— begin RECORDS FOR PROCESSING —

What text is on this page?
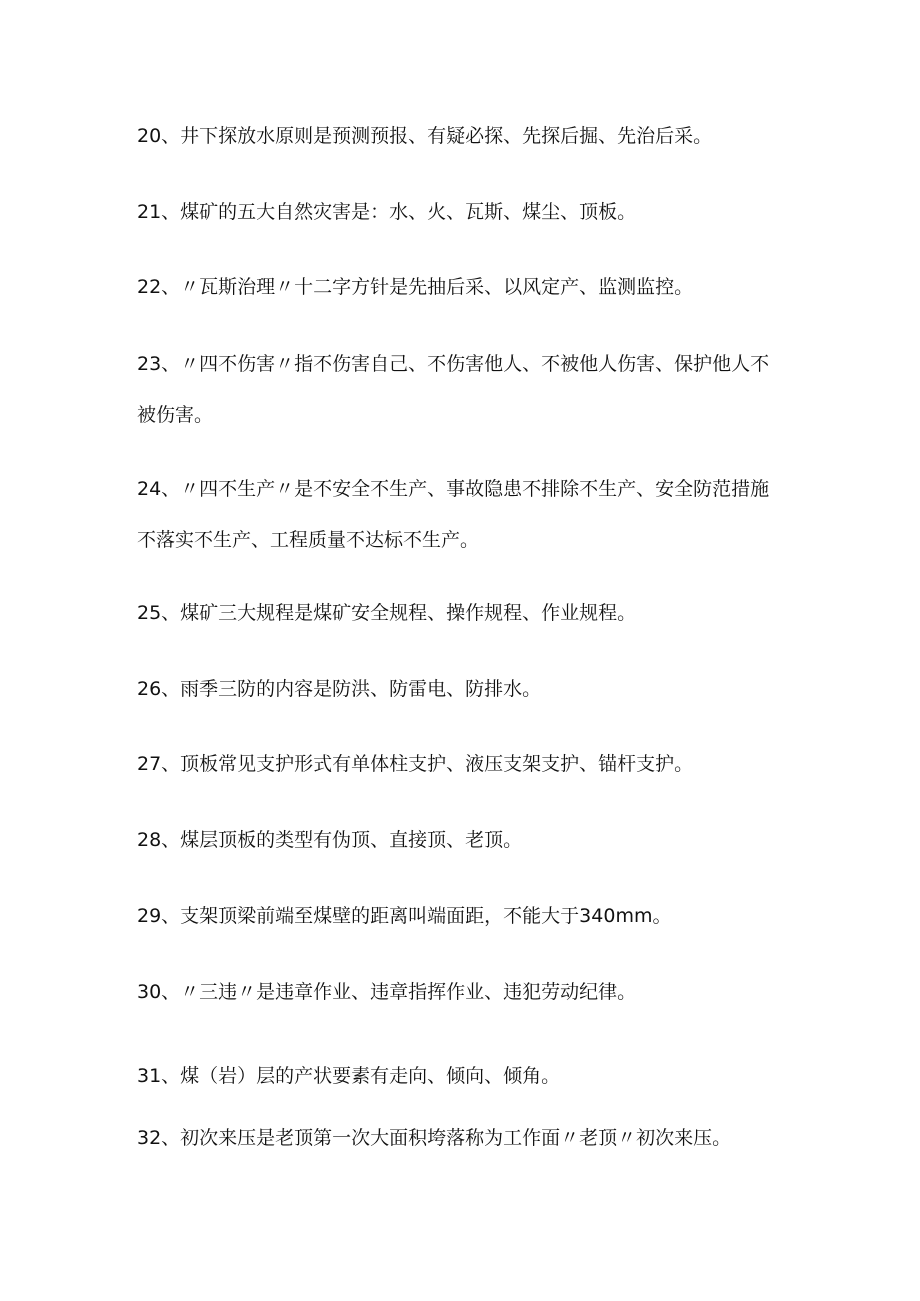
20、井下探放水原则是预测预报、有疑必探、先探后掘、先治后采。

21、煤矿的五大自然灾害是：水、火、瓦斯、煤尘、顶板。

22、〃瓦斯治理〃十二字方针是先抽后采、以风定产、监测监控。

23、〃四不伤害〃指不伤害自己、不伤害他人、不被他人伤害、保护他人不被伤害。

24、〃四不生产〃是不安全不生产、事故隐患不排除不生产、安全防范措施不落实不生产、工程质量不达标不生产。

25、煤矿三大规程是煤矿安全规程、操作规程、作业规程。

26、雨季三防的内容是防洪、防雷电、防排水。

27、顶板常见支护形式有单体柱支护、液压支架支护、锚杆支护。

28、煤层顶板的类型有伪顶、直接顶、老顶。

29、支架顶梁前端至煤壁的距离叫端面距，不能大于340mm。

30、〃三违〃是违章作业、违章指挥作业、违犯劳动纪律。

31、煤（岩）层的产状要素有走向、倾向、倾角。

32、初次来压是老顶第一次大面积垮落称为工作面〃老顶〃初次来压。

— end RECORDS FOR PROCESSING —

## TASK STATEMENT
Write the entries above out again exactly, but not the pictures.

## FINAL RESULT
What text is on this page?
20、井下探放水原则是预测预报、有疑必探、先探后掘、先治后采。

21、煤矿的五大自然灾害是：水、火、瓦斯、煤尘、顶板。

22、〃瓦斯治理〃十二字方针是先抽后采、以风定产、监测监控。

23、〃四不伤害〃指不伤害自己、不伤害他人、不被他人伤害、保护他人不被伤害。

24、〃四不生产〃是不安全不生产、事故隐患不排除不生产、安全防范措施不落实不生产、工程质量不达标不生产。

25、煤矿三大规程是煤矿安全规程、操作规程、作业规程。

26、雨季三防的内容是防洪、防雷电、防排水。

27、顶板常见支护形式有单体柱支护、液压支架支护、锚杆支护。

28、煤层顶板的类型有伪顶、直接顶、老顶。

29、支架顶梁前端至煤壁的距离叫端面距，不能大于340mm。

30、〃三违〃是违章作业、违章指挥作业、违犯劳动纪律。

31、煤（岩）层的产状要素有走向、倾向、倾角。

32、初次来压是老顶第一次大面积垮落称为工作面〃老顶〃初次来压。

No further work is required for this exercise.